• _Selected passage_:
#1192 Formalize type inference rules with parameterized generics

vkuzkokov Tue 31 Aug 2010

The program:

mixin Parent { }
mixin Child : Parent { }
class Impl : Child
{
  static Parent parent() { Impl() }
  static Child child() { Impl() }
  static Void main() {
    echo([parent,child].typeof.toStr)
    echo([child,parent].typeof.toStr)
  }
}

results in output:

check::Parent[]
sys::Obj[]

So the type inferred on list depends on order of items. Also this can break backward compatibility while narrowing type (which happens even more often with inference). Consider refactoring:

Parent doSth() => Child doSth()
[doSth,parent]:  Parent[] => Obj[]

Now when some method was accepting Parent[] we can't pass this list without explicit type.

What I'm thinking of is to limit inference for list and map arguments to classes, because in hierarchy:

mixin A { }
mixin B { }
mixin C : B,A { }
mixin D : A,B { }

there is no unquestionable way to infer type of list of C's and D's.

vkuzkokov Tue 31 Aug 2010

Also:

class Main
{
  static const Num num := 5
  static Void main()
  {
    echo([[num:"a"],[5:"b"]].typeof)
    echo([[5:"a"],[num:"b"]].typeof)
  }
}

results in:

[sys::Num:sys::Str][]
sys::Map[]

I believe these two bugs are easier to be resolved at once.

brian Tue 31 Aug 2010

Promoted to ticket #1192 and assigned to brian

The current algorithm is coded in the CType.common method. I don't think we take mixins into account at all (so maybe there is just a bug there).

This is probably good point to discuss the formal inference rules for finding the most specific common type in a list of types. Then once we decide on something we can live with, I can change that code.

So what should the formal rules be?

I think we want to take into account mixins if there no other common class types. That would be better than just using Obj.

But should common class types always trump common mixin types?

Should public versus internal be considered?

vkuzkokov Tue 31 Aug 2010

Again with

mixin A { }
mixin B { }
mixin C : B,A { }
mixin D : A,B { }
class Impl : C, D {
  C getC() { Impl() }
  D getD() { Impl() }
  echo([getC,getD].typeof)
}

If I know that mixins are allowed to be inferred I would expect the result to be:

check::B[]

because it is the first ancestor of the first element, therefore it's more equal than A.

Historically, some issues of C were resolved in a way "It's how K&R compiler works". It breaks the principle of least surprise for people not familiar with the compiler implementation or how compilers are implemented.

vkuzkokov Tue 31 Aug 2010

Found one more test:

echo([|->Num|{5},|->Int|{5}].typeof)
echo([|->Int|{5},|->Num|{5}].typeof)
echo([|Int->|{},|Num->|{}].typeof)
echo([|Num->|{},|Int->|{}].typeof)

• _Stored rows_:

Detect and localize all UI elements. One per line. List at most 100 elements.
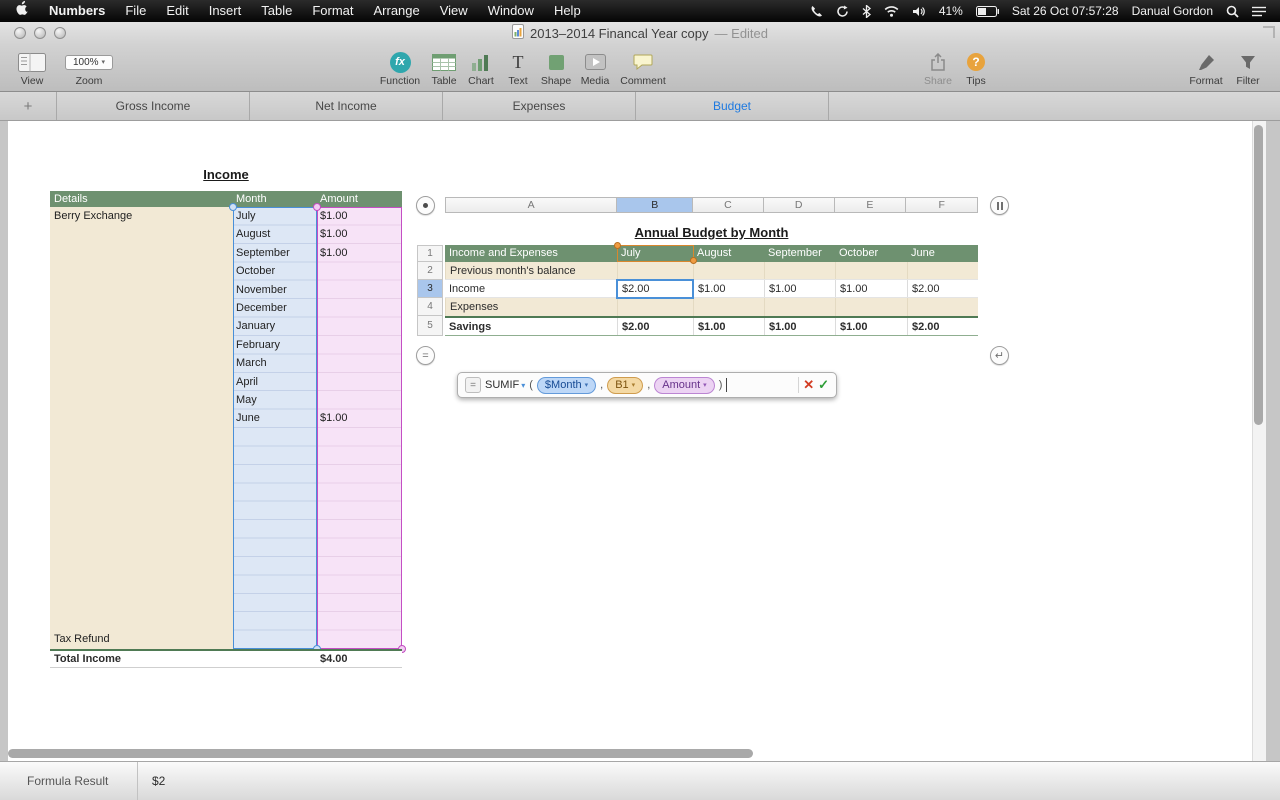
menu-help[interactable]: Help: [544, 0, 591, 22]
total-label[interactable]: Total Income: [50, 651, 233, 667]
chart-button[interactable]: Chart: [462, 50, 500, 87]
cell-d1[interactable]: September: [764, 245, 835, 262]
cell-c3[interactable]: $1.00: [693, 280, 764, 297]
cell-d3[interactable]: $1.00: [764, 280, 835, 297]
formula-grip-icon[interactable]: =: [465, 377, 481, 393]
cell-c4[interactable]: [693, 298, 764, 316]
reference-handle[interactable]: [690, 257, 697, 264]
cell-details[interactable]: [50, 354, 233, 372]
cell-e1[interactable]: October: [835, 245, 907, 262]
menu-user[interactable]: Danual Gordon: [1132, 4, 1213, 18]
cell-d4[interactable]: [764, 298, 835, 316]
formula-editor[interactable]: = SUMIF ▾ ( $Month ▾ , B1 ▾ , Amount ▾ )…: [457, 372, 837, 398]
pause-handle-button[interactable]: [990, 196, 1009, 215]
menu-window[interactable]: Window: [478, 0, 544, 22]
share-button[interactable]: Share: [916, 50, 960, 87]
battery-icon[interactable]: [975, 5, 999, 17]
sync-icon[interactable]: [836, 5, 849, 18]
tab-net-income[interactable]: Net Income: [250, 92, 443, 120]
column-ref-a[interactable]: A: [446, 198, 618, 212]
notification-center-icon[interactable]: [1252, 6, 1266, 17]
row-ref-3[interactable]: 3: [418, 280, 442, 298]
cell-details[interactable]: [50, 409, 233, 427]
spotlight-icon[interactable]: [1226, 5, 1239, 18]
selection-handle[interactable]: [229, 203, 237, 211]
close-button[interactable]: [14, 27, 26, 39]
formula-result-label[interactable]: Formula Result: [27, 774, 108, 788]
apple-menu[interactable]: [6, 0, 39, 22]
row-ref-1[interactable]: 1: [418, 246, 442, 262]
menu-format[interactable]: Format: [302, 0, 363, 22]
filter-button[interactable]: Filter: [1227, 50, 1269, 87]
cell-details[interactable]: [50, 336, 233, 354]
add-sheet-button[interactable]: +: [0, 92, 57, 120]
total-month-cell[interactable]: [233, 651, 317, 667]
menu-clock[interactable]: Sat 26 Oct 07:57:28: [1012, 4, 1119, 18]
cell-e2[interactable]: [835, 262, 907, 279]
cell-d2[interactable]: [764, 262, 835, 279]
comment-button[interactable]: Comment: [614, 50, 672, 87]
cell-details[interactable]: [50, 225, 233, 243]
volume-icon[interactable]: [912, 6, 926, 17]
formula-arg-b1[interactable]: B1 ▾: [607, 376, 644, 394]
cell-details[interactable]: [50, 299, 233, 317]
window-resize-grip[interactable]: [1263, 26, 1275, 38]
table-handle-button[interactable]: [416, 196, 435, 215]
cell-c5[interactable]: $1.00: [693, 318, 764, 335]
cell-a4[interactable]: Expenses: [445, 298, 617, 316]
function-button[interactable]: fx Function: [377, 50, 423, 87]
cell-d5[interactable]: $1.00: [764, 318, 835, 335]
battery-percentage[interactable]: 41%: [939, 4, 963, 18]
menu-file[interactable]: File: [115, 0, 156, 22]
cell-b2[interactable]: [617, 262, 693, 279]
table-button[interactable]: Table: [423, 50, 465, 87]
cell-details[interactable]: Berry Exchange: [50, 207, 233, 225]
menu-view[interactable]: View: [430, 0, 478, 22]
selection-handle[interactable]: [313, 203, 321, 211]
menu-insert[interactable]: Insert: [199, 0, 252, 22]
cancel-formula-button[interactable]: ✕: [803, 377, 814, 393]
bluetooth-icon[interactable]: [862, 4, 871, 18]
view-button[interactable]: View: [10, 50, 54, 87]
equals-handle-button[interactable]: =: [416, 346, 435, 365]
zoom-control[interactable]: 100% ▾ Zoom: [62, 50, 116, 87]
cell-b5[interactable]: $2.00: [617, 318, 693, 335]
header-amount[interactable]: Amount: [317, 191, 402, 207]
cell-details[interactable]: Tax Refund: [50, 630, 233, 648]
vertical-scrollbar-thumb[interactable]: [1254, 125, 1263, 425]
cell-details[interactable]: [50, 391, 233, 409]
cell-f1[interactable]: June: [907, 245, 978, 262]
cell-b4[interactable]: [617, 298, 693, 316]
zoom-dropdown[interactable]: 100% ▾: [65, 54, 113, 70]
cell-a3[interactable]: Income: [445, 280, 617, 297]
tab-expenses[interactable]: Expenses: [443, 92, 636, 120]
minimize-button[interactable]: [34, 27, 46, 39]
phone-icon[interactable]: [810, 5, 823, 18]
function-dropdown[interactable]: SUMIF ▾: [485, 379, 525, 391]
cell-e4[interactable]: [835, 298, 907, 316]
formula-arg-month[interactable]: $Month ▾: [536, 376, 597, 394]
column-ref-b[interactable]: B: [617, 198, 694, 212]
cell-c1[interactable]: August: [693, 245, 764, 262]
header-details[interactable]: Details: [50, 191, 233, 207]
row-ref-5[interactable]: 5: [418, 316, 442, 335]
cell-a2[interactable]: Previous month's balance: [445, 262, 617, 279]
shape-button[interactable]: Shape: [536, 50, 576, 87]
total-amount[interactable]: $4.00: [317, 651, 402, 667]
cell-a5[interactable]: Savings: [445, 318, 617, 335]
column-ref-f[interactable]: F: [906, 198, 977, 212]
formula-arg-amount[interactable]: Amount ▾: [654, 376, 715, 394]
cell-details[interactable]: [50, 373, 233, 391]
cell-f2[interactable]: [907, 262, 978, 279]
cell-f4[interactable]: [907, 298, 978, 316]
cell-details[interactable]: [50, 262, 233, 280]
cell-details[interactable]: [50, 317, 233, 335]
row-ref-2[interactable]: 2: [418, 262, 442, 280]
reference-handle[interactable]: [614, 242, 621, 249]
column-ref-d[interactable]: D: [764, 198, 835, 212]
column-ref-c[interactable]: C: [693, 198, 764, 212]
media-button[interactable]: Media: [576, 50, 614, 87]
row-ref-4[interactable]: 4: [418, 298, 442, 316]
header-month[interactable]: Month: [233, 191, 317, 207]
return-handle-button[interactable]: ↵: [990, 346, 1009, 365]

==

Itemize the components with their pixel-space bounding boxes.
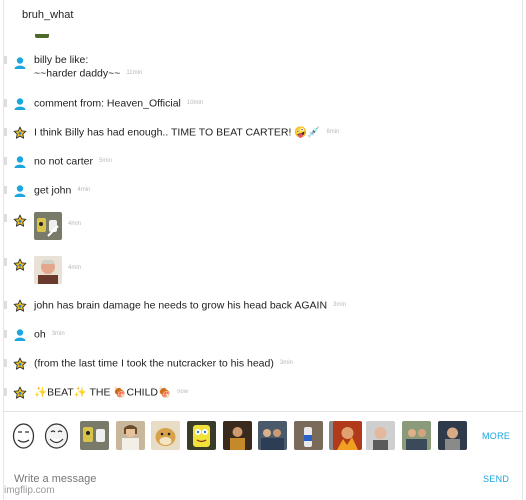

• _Challenges_:
[a] In the ticket discussion, which method holds the current algorithm for finding the most specific common type?
[b] Return the part of the ticket discussion from "check::Parent[]" to "doSth() => Child doSth()", word for word.

• _Responses to the exercise_:
[a] The CType.common method.

[b]
check::Parent[]
sys::Obj[]

So the type inferred on list depends on order of items. Also this can break backward compatibility while narrowing type (which happens even more often with inference). Consider refactoring:

Parent doSth() => Child doSth()